*OBJECTIVE*:
Return the records below line for line, without changing a single character.

*RECORDS SHOWN*:
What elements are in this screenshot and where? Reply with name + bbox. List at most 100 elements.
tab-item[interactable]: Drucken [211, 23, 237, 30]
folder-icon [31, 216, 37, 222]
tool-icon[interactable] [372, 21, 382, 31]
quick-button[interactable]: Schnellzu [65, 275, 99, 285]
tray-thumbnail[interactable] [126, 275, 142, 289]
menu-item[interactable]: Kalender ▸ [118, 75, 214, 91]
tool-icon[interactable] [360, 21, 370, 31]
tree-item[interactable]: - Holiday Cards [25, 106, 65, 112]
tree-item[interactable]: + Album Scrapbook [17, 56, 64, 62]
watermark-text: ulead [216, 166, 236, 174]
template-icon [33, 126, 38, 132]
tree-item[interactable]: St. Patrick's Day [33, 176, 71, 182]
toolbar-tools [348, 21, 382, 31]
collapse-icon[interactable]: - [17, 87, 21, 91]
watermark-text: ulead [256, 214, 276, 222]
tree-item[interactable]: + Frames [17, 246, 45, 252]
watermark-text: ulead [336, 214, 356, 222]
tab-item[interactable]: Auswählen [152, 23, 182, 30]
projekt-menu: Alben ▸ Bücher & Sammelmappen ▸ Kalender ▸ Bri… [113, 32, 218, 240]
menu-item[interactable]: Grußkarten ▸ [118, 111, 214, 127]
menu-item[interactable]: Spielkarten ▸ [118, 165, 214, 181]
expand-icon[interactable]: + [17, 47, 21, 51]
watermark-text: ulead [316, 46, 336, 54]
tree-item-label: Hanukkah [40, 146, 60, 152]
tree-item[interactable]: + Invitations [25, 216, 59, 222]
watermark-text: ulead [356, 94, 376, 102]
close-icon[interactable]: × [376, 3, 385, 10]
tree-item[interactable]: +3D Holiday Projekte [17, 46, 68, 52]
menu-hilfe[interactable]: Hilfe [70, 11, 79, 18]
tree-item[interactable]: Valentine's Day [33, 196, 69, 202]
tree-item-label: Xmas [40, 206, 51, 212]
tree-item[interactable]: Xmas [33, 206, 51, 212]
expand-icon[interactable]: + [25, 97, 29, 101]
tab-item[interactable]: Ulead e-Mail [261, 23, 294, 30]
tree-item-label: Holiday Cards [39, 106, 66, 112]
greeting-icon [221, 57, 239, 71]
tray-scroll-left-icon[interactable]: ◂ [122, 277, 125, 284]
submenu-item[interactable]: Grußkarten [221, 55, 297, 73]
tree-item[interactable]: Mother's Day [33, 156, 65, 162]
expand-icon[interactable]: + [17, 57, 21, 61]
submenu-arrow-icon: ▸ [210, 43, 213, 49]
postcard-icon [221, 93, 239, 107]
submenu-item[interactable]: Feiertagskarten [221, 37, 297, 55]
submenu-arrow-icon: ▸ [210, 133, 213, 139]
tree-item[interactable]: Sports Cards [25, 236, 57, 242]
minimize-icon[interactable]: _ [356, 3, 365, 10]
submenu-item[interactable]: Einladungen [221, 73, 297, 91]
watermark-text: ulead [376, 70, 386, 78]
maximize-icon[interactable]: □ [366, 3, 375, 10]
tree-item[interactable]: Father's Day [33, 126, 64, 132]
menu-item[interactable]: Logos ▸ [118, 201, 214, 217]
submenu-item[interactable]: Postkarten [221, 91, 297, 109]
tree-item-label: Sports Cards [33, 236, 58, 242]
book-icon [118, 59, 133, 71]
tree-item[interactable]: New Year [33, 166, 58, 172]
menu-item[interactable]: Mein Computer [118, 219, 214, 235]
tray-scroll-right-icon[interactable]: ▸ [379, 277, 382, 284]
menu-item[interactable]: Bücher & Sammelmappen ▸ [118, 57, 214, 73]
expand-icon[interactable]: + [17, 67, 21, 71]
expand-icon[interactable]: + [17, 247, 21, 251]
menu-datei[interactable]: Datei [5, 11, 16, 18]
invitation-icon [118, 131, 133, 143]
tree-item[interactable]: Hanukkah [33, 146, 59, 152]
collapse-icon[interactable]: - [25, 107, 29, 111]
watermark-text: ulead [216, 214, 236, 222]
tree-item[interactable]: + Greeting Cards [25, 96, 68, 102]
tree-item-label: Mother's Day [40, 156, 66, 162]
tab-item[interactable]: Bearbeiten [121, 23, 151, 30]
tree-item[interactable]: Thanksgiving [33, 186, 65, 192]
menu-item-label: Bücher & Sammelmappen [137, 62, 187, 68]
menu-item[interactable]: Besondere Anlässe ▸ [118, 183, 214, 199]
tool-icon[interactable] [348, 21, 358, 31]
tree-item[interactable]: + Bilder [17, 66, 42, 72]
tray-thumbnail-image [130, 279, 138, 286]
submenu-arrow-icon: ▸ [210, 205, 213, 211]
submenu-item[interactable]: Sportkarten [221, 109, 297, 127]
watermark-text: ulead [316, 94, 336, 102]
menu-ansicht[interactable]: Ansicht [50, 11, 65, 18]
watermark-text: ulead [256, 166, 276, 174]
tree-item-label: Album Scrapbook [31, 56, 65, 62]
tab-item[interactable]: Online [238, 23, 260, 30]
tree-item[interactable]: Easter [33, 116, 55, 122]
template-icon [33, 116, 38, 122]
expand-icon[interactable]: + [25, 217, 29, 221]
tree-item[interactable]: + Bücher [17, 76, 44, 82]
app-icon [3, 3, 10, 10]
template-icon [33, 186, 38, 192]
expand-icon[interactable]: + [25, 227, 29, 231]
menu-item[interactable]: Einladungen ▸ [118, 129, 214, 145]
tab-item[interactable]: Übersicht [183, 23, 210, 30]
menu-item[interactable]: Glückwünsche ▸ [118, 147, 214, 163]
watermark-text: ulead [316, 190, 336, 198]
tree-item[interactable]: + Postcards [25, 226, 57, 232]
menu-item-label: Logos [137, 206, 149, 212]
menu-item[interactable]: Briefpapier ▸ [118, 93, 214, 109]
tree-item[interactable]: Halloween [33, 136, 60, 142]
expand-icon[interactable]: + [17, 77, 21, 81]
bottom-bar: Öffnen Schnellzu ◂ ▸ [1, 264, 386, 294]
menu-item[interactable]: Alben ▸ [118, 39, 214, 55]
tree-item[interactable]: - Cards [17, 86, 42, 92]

*THE COMPLETED TASK*:
What elements are in this screenshot and where? Reply with name + bbox. List at most 100 elements.
tab-item[interactable]: Drucken [211, 23, 237, 30]
folder-icon [31, 216, 37, 222]
tool-icon[interactable] [372, 21, 382, 31]
quick-button[interactable]: Schnellzu [65, 275, 99, 285]
tray-thumbnail[interactable] [126, 275, 142, 289]
menu-item[interactable]: Kalender ▸ [118, 75, 214, 91]
tool-icon[interactable] [360, 21, 370, 31]
tree-item[interactable]: - Holiday Cards [25, 106, 65, 112]
tree-item[interactable]: + Album Scrapbook [17, 56, 64, 62]
watermark-text: ulead [216, 166, 236, 174]
template-icon [33, 126, 38, 132]
tree-item[interactable]: St. Patrick's Day [33, 176, 71, 182]
toolbar-tools [348, 21, 382, 31]
collapse-icon[interactable]: - [17, 87, 21, 91]
watermark-text: ulead [256, 214, 276, 222]
tree-item[interactable]: + Frames [17, 246, 45, 252]
watermark-text: ulead [336, 214, 356, 222]
tab-item[interactable]: Auswählen [152, 23, 182, 30]
projekt-menu: Alben ▸ Bücher & Sammelmappen ▸ Kalender ▸ Bri… [113, 32, 218, 240]
menu-item[interactable]: Grußkarten ▸ [118, 111, 214, 127]
menu-item[interactable]: Spielkarten ▸ [118, 165, 214, 181]
expand-icon[interactable]: + [17, 47, 21, 51]
watermark-text: ulead [316, 46, 336, 54]
tree-item-label: Hanukkah [40, 146, 60, 152]
tree-item[interactable]: + Invitations [25, 216, 59, 222]
watermark-text: ulead [356, 94, 376, 102]
close-icon[interactable]: × [376, 3, 385, 10]
tree-item[interactable]: +3D Holiday Projekte [17, 46, 68, 52]
menu-hilfe[interactable]: Hilfe [70, 11, 79, 18]
tree-item[interactable]: Valentine's Day [33, 196, 69, 202]
tree-item-label: Xmas [40, 206, 51, 212]
tree-item[interactable]: Xmas [33, 206, 51, 212]
expand-icon[interactable]: + [25, 97, 29, 101]
tab-item[interactable]: Ulead e-Mail [261, 23, 294, 30]
tree-item-label: Holiday Cards [39, 106, 66, 112]
greeting-icon [221, 57, 239, 71]
tray-scroll-left-icon[interactable]: ◂ [122, 277, 125, 284]
submenu-item[interactable]: Grußkarten [221, 55, 297, 73]
tree-item[interactable]: Mother's Day [33, 156, 65, 162]
expand-icon[interactable]: + [17, 57, 21, 61]
submenu-arrow-icon: ▸ [210, 43, 213, 49]
postcard-icon [221, 93, 239, 107]
submenu-item[interactable]: Feiertagskarten [221, 37, 297, 55]
submenu-arrow-icon: ▸ [210, 133, 213, 139]
tree-item[interactable]: Sports Cards [25, 236, 57, 242]
minimize-icon[interactable]: _ [356, 3, 365, 10]
submenu-item[interactable]: Einladungen [221, 73, 297, 91]
watermark-text: ulead [376, 70, 386, 78]
maximize-icon[interactable]: □ [366, 3, 375, 10]
tree-item[interactable]: Father's Day [33, 126, 64, 132]
menu-item[interactable]: Logos ▸ [118, 201, 214, 217]
submenu-item[interactable]: Postkarten [221, 91, 297, 109]
tree-item-label: Sports Cards [33, 236, 58, 242]
book-icon [118, 59, 133, 71]
tree-item[interactable]: New Year [33, 166, 58, 172]
menu-item[interactable]: Mein Computer [118, 219, 214, 235]
tray-scroll-right-icon[interactable]: ▸ [379, 277, 382, 284]
menu-item[interactable]: Bücher & Sammelmappen ▸ [118, 57, 214, 73]
expand-icon[interactable]: + [17, 67, 21, 71]
expand-icon[interactable]: + [17, 247, 21, 251]
menu-datei[interactable]: Datei [5, 11, 16, 18]
invitation-icon [118, 131, 133, 143]
tree-item[interactable]: Hanukkah [33, 146, 59, 152]
collapse-icon[interactable]: - [25, 107, 29, 111]
watermark-text: ulead [216, 214, 236, 222]
tree-item[interactable]: + Greeting Cards [25, 96, 68, 102]
tree-item-label: Mother's Day [40, 156, 66, 162]
tab-item[interactable]: Bearbeiten [121, 23, 151, 30]
tree-item[interactable]: Thanksgiving [33, 186, 65, 192]
menu-item-label: Bücher & Sammelmappen [137, 62, 187, 68]
menu-item[interactable]: Besondere Anlässe ▸ [118, 183, 214, 199]
tool-icon[interactable] [348, 21, 358, 31]
tree-item[interactable]: + Bilder [17, 66, 42, 72]
tray-thumbnail-image [130, 279, 138, 286]
submenu-arrow-icon: ▸ [210, 205, 213, 211]
submenu-item[interactable]: Sportkarten [221, 109, 297, 127]
watermark-text: ulead [316, 94, 336, 102]
menu-ansicht[interactable]: Ansicht [50, 11, 65, 18]
watermark-text: ulead [256, 166, 276, 174]
tree-item-label: Album Scrapbook [31, 56, 65, 62]
tab-item[interactable]: Online [238, 23, 260, 30]
tree-item[interactable]: Easter [33, 116, 55, 122]
template-icon [33, 116, 38, 122]
expand-icon[interactable]: + [25, 217, 29, 221]
tree-item[interactable]: + Bücher [17, 76, 44, 82]
app-icon [3, 3, 10, 10]
template-icon [33, 186, 38, 192]
expand-icon[interactable]: + [25, 227, 29, 231]
menu-item[interactable]: Einladungen ▸ [118, 129, 214, 145]
tab-item[interactable]: Übersicht [183, 23, 210, 30]
menu-item[interactable]: Glückwünsche ▸ [118, 147, 214, 163]
watermark-text: ulead [316, 190, 336, 198]
tree-item[interactable]: + Postcards [25, 226, 57, 232]
menu-item-label: Logos [137, 206, 149, 212]
menu-item[interactable]: Briefpapier ▸ [118, 93, 214, 109]
tree-item[interactable]: Halloween [33, 136, 60, 142]
expand-icon[interactable]: + [17, 77, 21, 81]
bottom-bar: Öffnen Schnellzu ◂ ▸ [1, 264, 386, 294]
menu-item[interactable]: Alben ▸ [118, 39, 214, 55]
tree-item[interactable]: - Cards [17, 86, 42, 92]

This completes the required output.